[REQUIREMENT]
Filter the entries and keep only the lines where the string "that" appears.

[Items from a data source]
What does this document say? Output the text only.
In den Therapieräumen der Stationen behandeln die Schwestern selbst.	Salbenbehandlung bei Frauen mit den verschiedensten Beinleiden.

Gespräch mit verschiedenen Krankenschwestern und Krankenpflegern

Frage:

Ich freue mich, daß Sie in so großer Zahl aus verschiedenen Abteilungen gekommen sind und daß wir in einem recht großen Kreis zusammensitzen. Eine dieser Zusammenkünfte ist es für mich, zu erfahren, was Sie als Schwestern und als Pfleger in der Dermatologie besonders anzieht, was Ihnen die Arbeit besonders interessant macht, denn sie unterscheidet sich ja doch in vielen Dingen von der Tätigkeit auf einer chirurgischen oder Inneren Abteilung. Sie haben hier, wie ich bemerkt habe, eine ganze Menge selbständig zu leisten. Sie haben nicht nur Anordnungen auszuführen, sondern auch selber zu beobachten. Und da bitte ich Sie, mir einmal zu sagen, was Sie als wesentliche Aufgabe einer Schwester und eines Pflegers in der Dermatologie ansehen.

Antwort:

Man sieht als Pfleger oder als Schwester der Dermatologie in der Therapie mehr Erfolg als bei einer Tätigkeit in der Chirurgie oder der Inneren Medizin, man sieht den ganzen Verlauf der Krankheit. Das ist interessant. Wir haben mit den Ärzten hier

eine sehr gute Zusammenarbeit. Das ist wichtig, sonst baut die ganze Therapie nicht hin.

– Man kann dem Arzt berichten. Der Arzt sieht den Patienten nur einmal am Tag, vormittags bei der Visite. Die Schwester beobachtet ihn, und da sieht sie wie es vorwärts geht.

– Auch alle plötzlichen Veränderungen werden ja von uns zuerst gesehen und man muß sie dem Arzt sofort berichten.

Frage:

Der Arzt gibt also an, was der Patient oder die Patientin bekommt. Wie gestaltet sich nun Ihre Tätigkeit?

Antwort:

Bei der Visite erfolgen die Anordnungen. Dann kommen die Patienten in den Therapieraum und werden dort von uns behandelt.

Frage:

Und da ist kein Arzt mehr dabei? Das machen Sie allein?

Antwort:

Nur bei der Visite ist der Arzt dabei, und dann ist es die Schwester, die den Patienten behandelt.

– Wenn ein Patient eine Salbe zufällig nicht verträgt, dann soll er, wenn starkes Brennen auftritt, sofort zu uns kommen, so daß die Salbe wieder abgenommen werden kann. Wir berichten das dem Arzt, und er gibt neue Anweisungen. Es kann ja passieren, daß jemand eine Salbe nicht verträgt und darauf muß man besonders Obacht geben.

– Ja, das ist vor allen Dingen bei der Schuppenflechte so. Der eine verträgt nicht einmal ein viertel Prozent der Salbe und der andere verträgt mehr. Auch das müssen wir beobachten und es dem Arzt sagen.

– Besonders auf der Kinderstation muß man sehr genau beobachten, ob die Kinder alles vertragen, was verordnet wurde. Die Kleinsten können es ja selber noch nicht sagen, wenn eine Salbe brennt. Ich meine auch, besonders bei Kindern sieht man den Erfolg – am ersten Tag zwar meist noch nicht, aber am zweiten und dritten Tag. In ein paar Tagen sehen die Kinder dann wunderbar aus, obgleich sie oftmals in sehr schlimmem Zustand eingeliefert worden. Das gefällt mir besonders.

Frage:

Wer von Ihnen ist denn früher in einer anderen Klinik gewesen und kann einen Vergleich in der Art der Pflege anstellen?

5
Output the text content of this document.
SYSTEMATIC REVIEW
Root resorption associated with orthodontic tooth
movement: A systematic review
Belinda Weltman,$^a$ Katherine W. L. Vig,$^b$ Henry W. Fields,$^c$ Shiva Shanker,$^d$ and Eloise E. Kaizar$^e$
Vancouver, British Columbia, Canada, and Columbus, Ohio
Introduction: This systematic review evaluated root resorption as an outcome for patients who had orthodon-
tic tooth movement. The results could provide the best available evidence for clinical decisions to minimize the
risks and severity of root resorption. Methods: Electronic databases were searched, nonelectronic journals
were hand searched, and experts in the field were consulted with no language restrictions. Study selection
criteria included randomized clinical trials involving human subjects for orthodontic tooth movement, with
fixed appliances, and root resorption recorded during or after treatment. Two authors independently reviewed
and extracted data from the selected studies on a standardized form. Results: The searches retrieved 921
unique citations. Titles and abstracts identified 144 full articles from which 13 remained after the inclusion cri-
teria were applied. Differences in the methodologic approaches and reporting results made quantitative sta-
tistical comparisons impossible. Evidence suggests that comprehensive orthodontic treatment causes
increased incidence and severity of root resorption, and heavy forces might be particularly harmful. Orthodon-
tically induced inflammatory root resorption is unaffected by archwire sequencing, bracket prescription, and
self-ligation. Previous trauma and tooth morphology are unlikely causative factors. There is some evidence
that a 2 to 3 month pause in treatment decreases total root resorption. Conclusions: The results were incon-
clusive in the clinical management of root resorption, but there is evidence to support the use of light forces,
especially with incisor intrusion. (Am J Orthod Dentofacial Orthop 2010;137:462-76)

==

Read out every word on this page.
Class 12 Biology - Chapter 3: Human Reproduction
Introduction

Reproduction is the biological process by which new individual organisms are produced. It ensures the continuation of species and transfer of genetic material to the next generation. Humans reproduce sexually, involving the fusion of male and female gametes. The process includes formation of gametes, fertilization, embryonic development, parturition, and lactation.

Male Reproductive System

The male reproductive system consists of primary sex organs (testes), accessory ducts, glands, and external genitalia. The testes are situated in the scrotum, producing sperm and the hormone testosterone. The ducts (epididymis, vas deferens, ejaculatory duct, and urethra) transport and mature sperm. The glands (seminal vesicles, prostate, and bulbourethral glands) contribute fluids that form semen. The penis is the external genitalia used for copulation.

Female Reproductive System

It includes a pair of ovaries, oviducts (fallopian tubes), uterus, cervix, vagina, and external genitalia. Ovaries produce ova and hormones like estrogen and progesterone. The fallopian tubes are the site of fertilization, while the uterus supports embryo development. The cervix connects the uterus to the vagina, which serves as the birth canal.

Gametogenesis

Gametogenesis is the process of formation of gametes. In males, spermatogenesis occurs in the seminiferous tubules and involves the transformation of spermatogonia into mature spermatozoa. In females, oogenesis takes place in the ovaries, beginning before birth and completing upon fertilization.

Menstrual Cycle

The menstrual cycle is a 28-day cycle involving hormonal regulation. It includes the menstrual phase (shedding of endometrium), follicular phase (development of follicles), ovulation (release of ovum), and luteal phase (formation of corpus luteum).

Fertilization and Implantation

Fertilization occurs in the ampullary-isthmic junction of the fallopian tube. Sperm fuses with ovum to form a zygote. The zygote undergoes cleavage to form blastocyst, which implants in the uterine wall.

[TASK SOLUTION]
tistical comparisons impossible. Evidence suggests that comprehensive orthodontic treatment causes
that a 2 to 3 month pause in treatment decreases total root resorption. Conclusions: The results were incon-
The male reproductive system consists of primary sex organs (testes), accessory ducts, glands, and external genitalia. The testes are situated in the scrotum, producing sperm and the hormone testosterone. The ducts (epididymis, vas deferens, ejaculatory duct, and urethra) transport and mature sperm. The glands (seminal vesicles, prostate, and bulbourethral glands) contribute fluids that form semen. The penis is the external genitalia used for copulation.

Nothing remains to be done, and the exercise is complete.